◆ **WRITTEN INSTRUCTION**
Copy out all the lines where "name" shows up.

◆ **Records**
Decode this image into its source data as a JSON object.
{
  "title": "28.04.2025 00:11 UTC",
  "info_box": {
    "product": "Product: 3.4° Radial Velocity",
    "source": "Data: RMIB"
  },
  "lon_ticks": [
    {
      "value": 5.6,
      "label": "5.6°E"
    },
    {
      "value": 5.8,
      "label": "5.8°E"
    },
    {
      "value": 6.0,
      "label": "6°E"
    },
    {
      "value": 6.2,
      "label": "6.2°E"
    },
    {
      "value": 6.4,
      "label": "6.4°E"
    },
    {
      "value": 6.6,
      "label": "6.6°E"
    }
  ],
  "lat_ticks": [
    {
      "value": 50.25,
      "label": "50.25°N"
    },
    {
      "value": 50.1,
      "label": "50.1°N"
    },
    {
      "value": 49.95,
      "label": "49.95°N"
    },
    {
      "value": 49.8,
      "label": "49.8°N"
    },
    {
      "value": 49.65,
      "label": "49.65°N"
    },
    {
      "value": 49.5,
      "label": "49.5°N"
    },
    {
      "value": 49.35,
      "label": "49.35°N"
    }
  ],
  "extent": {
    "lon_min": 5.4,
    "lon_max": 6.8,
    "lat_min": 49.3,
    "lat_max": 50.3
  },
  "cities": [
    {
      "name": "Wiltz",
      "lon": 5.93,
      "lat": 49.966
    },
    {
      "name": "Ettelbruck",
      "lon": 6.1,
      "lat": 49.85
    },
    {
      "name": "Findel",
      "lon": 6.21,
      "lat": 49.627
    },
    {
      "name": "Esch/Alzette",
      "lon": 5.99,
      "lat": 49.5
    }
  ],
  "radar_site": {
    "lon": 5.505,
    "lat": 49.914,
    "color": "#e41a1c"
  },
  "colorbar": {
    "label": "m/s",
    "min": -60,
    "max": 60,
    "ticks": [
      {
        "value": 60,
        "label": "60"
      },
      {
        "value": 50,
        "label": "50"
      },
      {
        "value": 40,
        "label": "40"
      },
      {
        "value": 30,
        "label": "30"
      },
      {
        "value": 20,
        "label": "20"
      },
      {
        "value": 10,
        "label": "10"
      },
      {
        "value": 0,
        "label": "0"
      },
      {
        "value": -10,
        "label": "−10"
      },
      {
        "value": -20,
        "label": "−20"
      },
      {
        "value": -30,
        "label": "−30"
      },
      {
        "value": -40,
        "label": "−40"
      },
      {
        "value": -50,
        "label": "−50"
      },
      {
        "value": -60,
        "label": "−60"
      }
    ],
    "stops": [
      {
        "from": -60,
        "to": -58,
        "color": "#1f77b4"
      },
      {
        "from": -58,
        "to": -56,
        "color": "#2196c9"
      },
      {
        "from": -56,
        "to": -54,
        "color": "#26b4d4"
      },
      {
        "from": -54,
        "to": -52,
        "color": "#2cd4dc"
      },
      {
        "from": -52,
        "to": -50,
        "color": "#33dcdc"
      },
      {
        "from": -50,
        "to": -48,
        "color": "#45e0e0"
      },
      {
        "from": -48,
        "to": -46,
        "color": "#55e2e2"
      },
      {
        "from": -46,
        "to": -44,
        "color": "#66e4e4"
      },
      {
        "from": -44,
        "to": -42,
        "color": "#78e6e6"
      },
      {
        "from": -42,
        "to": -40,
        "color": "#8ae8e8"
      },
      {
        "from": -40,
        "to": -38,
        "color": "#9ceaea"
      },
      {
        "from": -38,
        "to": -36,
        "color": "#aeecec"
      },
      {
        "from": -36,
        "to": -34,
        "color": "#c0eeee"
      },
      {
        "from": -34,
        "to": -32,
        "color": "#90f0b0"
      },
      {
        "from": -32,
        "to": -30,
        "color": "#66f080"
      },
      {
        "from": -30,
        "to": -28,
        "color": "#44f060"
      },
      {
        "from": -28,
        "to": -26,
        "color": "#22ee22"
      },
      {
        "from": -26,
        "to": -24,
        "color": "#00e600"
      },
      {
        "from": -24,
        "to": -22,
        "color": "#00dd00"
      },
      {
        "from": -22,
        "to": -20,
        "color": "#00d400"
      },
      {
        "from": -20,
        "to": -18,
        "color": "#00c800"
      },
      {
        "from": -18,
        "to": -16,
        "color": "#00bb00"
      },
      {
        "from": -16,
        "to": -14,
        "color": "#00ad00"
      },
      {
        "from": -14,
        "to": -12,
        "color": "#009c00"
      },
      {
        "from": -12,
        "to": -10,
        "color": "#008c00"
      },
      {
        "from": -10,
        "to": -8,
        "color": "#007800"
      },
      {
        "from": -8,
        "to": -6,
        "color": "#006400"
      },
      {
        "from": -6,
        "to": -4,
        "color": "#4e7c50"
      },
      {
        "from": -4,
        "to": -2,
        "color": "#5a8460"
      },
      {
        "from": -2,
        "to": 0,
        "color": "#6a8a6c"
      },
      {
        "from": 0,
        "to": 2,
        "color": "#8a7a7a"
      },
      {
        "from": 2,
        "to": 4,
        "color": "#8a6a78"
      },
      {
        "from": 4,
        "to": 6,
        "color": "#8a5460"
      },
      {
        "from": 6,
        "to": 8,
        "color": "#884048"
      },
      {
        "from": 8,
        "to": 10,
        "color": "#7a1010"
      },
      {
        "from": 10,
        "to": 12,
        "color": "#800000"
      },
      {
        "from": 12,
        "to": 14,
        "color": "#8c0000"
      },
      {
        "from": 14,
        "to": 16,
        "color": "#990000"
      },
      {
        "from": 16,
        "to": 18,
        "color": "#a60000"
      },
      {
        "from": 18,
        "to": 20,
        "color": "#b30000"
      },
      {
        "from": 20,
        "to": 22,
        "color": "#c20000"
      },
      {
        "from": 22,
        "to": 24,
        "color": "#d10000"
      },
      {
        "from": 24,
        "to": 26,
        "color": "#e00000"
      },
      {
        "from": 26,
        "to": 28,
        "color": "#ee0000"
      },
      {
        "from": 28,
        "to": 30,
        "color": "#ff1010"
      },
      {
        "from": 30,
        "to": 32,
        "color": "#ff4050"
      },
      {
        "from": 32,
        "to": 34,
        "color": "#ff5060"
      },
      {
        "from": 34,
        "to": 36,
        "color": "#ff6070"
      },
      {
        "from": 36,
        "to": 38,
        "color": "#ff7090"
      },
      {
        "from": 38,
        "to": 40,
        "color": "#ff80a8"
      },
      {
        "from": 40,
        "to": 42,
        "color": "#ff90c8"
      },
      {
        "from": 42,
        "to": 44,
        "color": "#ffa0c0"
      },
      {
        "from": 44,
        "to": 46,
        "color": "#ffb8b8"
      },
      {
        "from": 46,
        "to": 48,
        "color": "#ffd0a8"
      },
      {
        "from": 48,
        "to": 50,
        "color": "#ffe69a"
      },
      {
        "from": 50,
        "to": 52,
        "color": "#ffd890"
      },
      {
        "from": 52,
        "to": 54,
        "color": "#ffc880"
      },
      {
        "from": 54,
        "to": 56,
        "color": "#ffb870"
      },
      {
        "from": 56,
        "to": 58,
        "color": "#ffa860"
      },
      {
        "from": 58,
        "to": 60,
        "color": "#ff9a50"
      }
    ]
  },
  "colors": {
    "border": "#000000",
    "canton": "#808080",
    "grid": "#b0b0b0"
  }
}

◆ **THE COMPLETED TASK**
      "name": "Wiltz",
      "name": "Ettelbruck",
      "name": "Findel",
      "name": "Esch/Alzette",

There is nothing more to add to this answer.